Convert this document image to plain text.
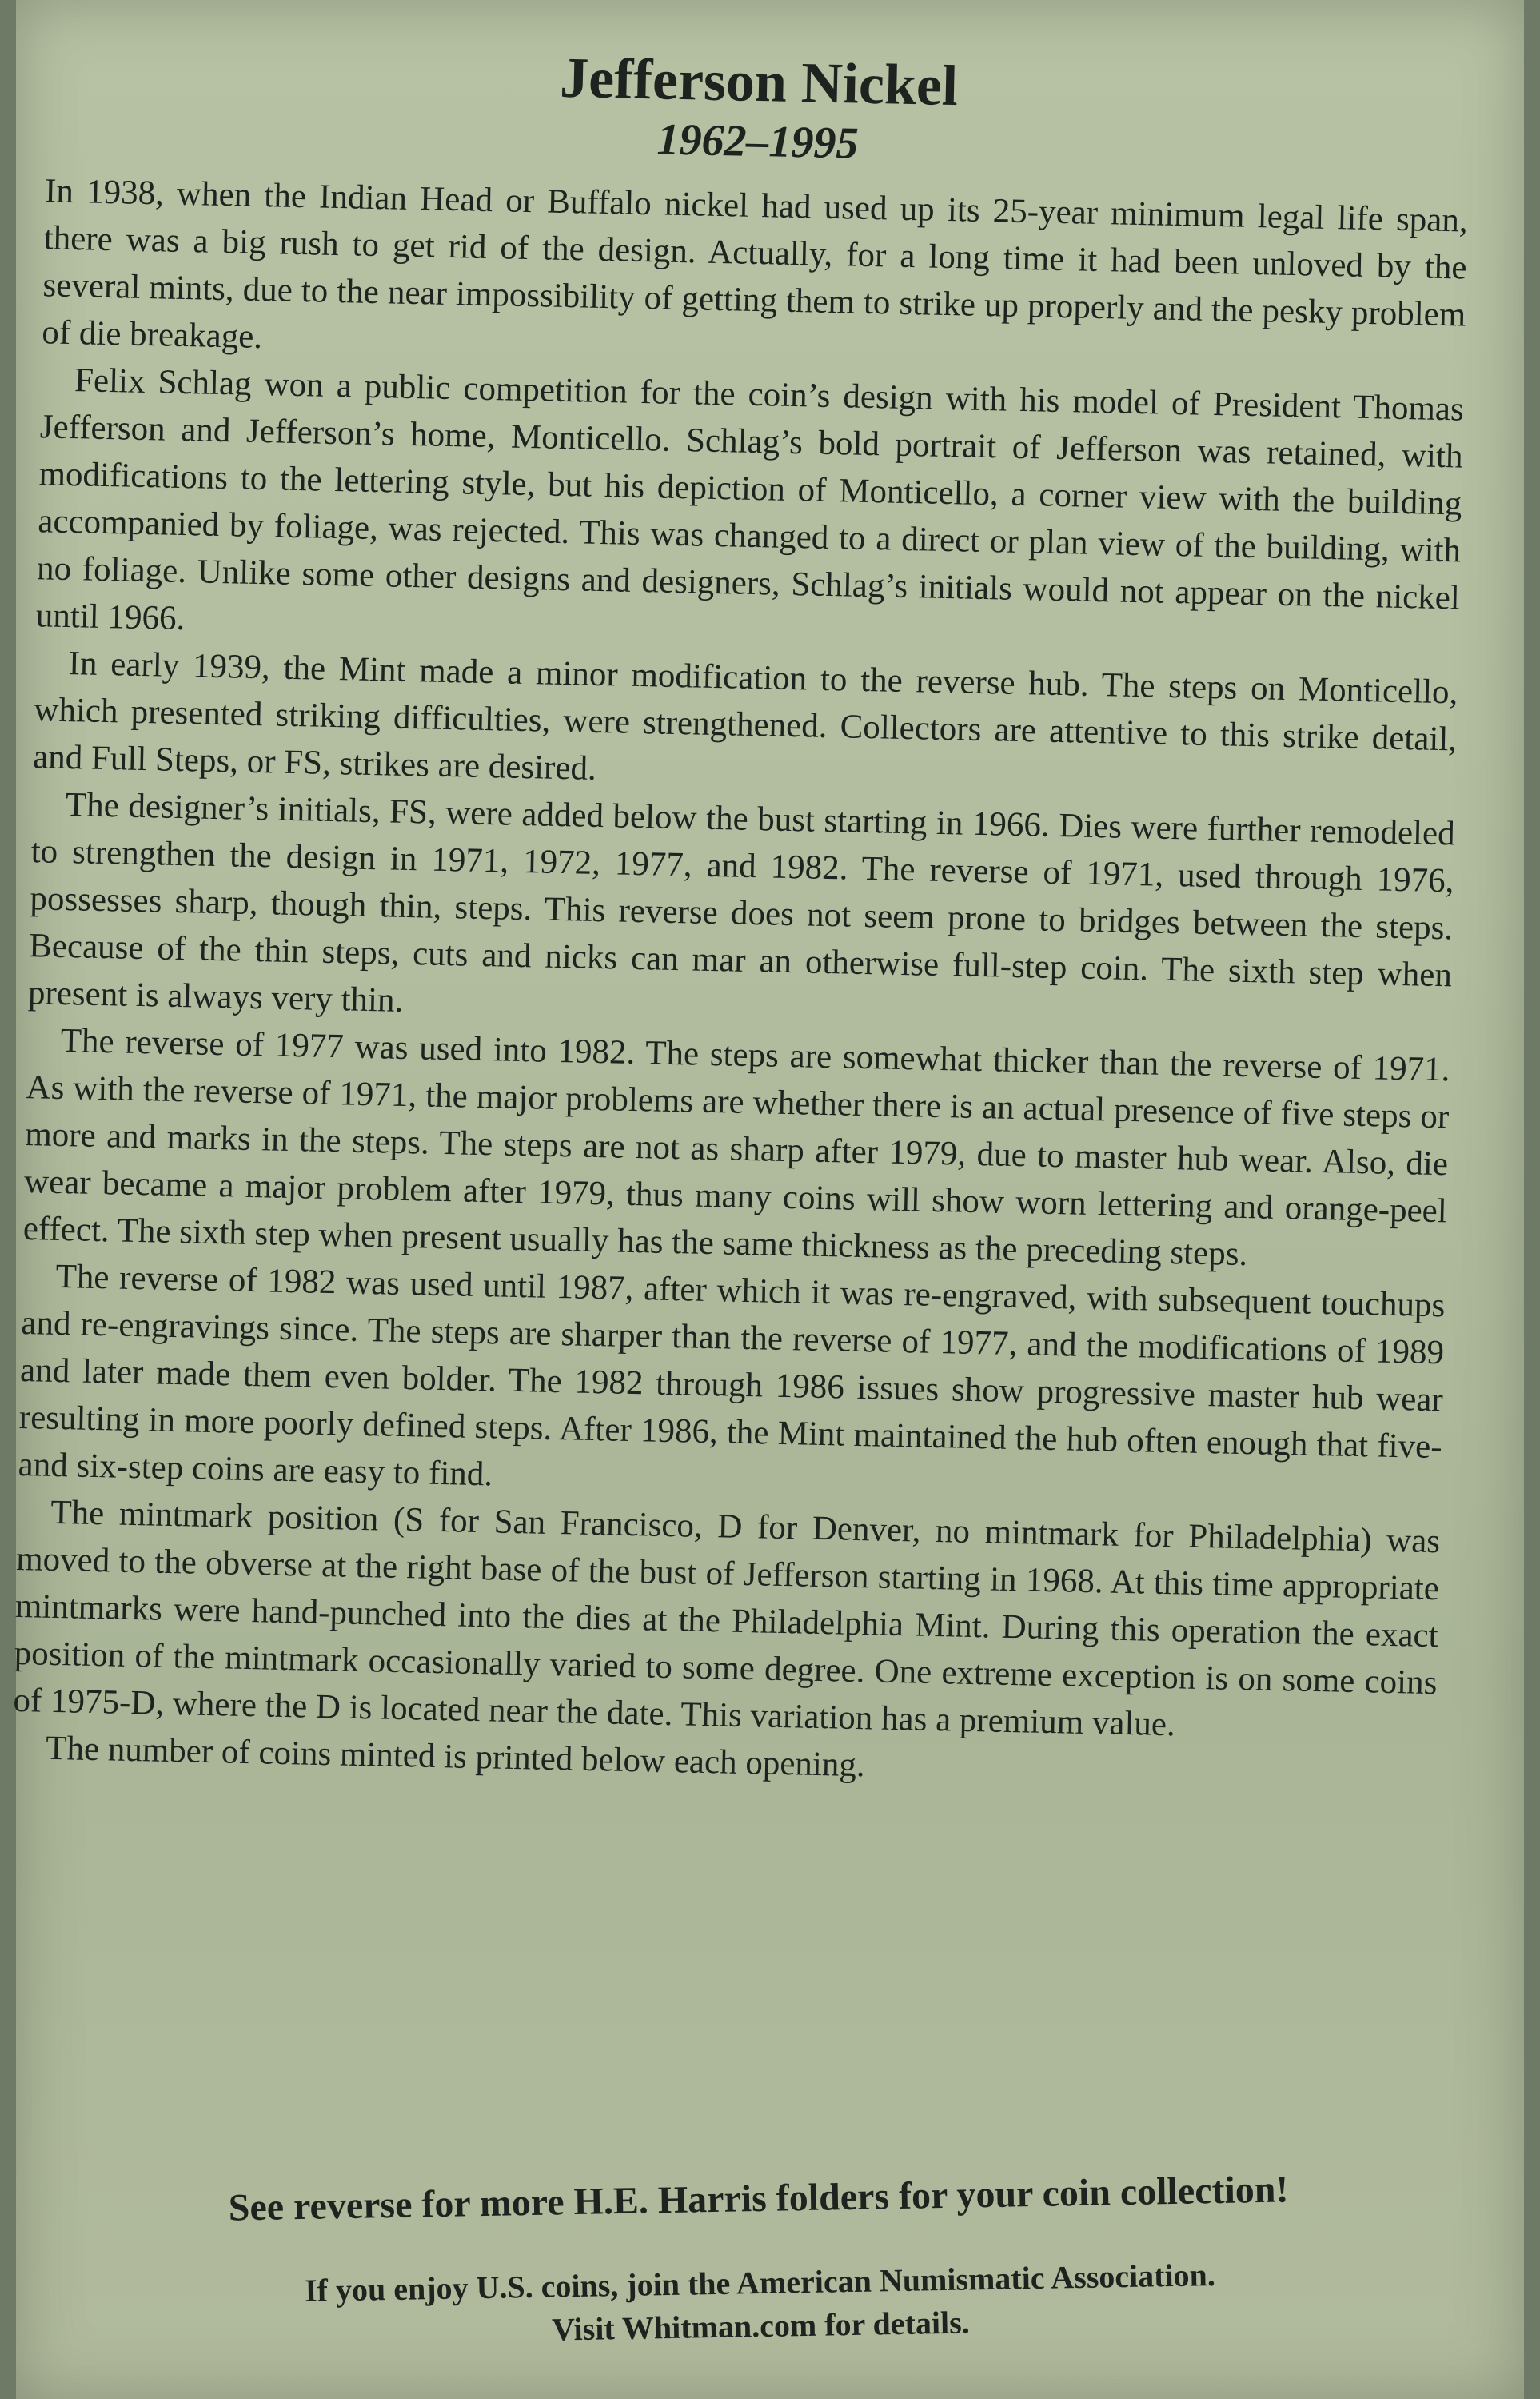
Jefferson Nickel
1962–1995

In 1938, when the Indian Head or Buffalo nickel had used up its 25-year minimum legal life span, there was a big rush to get rid of the design. Actually, for a long time it had been unloved by the several mints, due to the near impossibility of getting them to strike up properly and the pesky problem of die breakage.

Felix Schlag won a public competition for the coin’s design with his model of President Thomas Jefferson and Jefferson’s home, Monticello. Schlag’s bold portrait of Jefferson was retained, with modifications to the lettering style, but his depiction of Monticello, a corner view with the building accompanied by foliage, was rejected. This was changed to a direct or plan view of the building, with no foliage. Unlike some other designs and designers, Schlag’s initials would not appear on the nickel until 1966.

In early 1939, the Mint made a minor modification to the reverse hub. The steps on Monticello, which presented striking difficulties, were strengthened. Collectors are attentive to this strike detail, and Full Steps, or FS, strikes are desired.

The designer’s initials, FS, were added below the bust starting in 1966. Dies were further remodeled to strengthen the design in 1971, 1972, 1977, and 1982. The reverse of 1971, used through 1976, possesses sharp, though thin, steps. This reverse does not seem prone to bridges between the steps. Because of the thin steps, cuts and nicks can mar an otherwise full-step coin. The sixth step when present is always very thin.

The reverse of 1977 was used into 1982. The steps are somewhat thicker than the reverse of 1971. As with the reverse of 1971, the major problems are whether there is an actual presence of five steps or more and marks in the steps. The steps are not as sharp after 1979, due to master hub wear. Also, die wear became a major problem after 1979, thus many coins will show worn lettering and orange-peel effect. The sixth step when present usually has the same thickness as the preceding steps.

The reverse of 1982 was used until 1987, after which it was re-engraved, with subsequent touchups and re-engravings since. The steps are sharper than the reverse of 1977, and the modifications of 1989 and later made them even bolder. The 1982 through 1986 issues show progressive master hub wear resulting in more poorly defined steps. After 1986, the Mint maintained the hub often enough that five- and six-step coins are easy to find.

The mintmark position (S for San Francisco, D for Denver, no mintmark for Philadelphia) was moved to the obverse at the right base of the bust of Jefferson starting in 1968. At this time appropriate mintmarks were hand-punched into the dies at the Philadelphia Mint. During this operation the exact position of the mintmark occasionally varied to some degree. One extreme exception is on some coins of 1975-D, where the D is located near the date. This variation has a premium value.

The number of coins minted is printed below each opening.

See reverse for more H.E. Harris folders for your coin collection!

If you enjoy U.S. coins, join the American Numismatic Association.

Visit Whitman.com for details.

########

◆ Short task ◆
Using the records above, retype everything exactly except the pictures.

◆ Problem solution ◆
Convert this document image to plain text.
Jefferson Nickel
1962–1995

In 1938, when the Indian Head or Buffalo nickel had used up its 25-year minimum legal life span, there was a big rush to get rid of the design. Actually, for a long time it had been unloved by the several mints, due to the near impossibility of getting them to strike up properly and the pesky problem of die breakage.

Felix Schlag won a public competition for the coin’s design with his model of President Thomas Jefferson and Jefferson’s home, Monticello. Schlag’s bold portrait of Jefferson was retained, with modifications to the lettering style, but his depiction of Monticello, a corner view with the building accompanied by foliage, was rejected. This was changed to a direct or plan view of the building, with no foliage. Unlike some other designs and designers, Schlag’s initials would not appear on the nickel until 1966.

In early 1939, the Mint made a minor modification to the reverse hub. The steps on Monticello, which presented striking difficulties, were strengthened. Collectors are attentive to this strike detail, and Full Steps, or FS, strikes are desired.

The designer’s initials, FS, were added below the bust starting in 1966. Dies were further remodeled to strengthen the design in 1971, 1972, 1977, and 1982. The reverse of 1971, used through 1976, possesses sharp, though thin, steps. This reverse does not seem prone to bridges between the steps. Because of the thin steps, cuts and nicks can mar an otherwise full-step coin. The sixth step when present is always very thin.

The reverse of 1977 was used into 1982. The steps are somewhat thicker than the reverse of 1971. As with the reverse of 1971, the major problems are whether there is an actual presence of five steps or more and marks in the steps. The steps are not as sharp after 1979, due to master hub wear. Also, die wear became a major problem after 1979, thus many coins will show worn lettering and orange-peel effect. The sixth step when present usually has the same thickness as the preceding steps.

The reverse of 1982 was used until 1987, after which it was re-engraved, with subsequent touchups and re-engravings since. The steps are sharper than the reverse of 1977, and the modifications of 1989 and later made them even bolder. The 1982 through 1986 issues show progressive master hub wear resulting in more poorly defined steps. After 1986, the Mint maintained the hub often enough that five- and six-step coins are easy to find.

The mintmark position (S for San Francisco, D for Denver, no mintmark for Philadelphia) was moved to the obverse at the right base of the bust of Jefferson starting in 1968. At this time appropriate mintmarks were hand-punched into the dies at the Philadelphia Mint. During this operation the exact position of the mintmark occasionally varied to some degree. One extreme exception is on some coins of 1975-D, where the D is located near the date. This variation has a premium value.

The number of coins minted is printed below each opening.

See reverse for more H.E. Harris folders for your coin collection!

If you enjoy U.S. coins, join the American Numismatic Association.

Visit Whitman.com for details.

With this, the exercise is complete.